> _Task description_: Transcribe the part of the passage on film special effects and realism from "This paper will develop" to "revolutionary artificial technology.".

> _Page extract_:

----

This paper will develop three main themes:

  • An investigation of the cinematic special effects history. It will focus on the special effects technological development from trick films to computer-graphical imagery effects, in the aspects the reality effect history. This paper will emphasis the history of film by focusing on how the special effects have more naturalism. Reality effect naturalism means indiscernibleness from live-action with the support of revolutionary artificial technology.
  • A discourse of the realist film theories response to the special effects development, from classic realism to the theories of new media in accordance to the transformation from modernity to postmodernity. The paper will depict that Kracauer and Bazin’s theories fail to discuss the special effects in this postmodernity era but mainly those in modernity effect. However, the paper, will posit that digital theories of Stephen Prince, Pierson, Bukatman, Manovich provide alternative realism explanation in the postmodernism period.

----

> _Information provided_:
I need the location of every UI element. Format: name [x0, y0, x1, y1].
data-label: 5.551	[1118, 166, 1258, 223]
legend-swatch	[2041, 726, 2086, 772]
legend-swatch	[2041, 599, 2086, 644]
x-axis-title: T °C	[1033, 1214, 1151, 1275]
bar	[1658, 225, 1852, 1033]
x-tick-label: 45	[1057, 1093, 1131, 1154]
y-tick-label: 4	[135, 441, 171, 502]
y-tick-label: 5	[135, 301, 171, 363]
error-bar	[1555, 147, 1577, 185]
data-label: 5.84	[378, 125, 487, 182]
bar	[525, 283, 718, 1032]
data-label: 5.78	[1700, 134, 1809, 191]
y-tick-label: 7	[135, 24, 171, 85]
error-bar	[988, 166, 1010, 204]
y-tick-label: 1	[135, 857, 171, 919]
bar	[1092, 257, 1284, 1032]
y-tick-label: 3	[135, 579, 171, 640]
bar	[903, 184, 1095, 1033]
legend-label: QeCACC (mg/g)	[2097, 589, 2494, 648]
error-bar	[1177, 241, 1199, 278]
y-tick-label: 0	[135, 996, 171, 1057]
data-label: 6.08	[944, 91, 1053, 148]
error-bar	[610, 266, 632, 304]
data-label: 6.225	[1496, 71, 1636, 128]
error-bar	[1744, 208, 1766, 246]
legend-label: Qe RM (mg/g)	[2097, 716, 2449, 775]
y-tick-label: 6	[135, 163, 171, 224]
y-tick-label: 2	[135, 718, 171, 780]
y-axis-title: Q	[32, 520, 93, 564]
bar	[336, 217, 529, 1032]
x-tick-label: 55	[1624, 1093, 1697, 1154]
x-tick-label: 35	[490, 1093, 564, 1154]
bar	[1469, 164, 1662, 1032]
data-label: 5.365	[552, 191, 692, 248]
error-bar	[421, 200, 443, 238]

----

> _Exercise result_:
This paper will develop three main themes:

  • An investigation of the cinematic special effects history. It will focus on the special effects technological development from trick films to computer-graphical imagery effects, in the aspects the reality effect history. This paper will emphasis the history of film by focusing on how the special effects have more naturalism. Reality effect naturalism means indiscernibleness from live-action with the support of revolutionary artificial technology.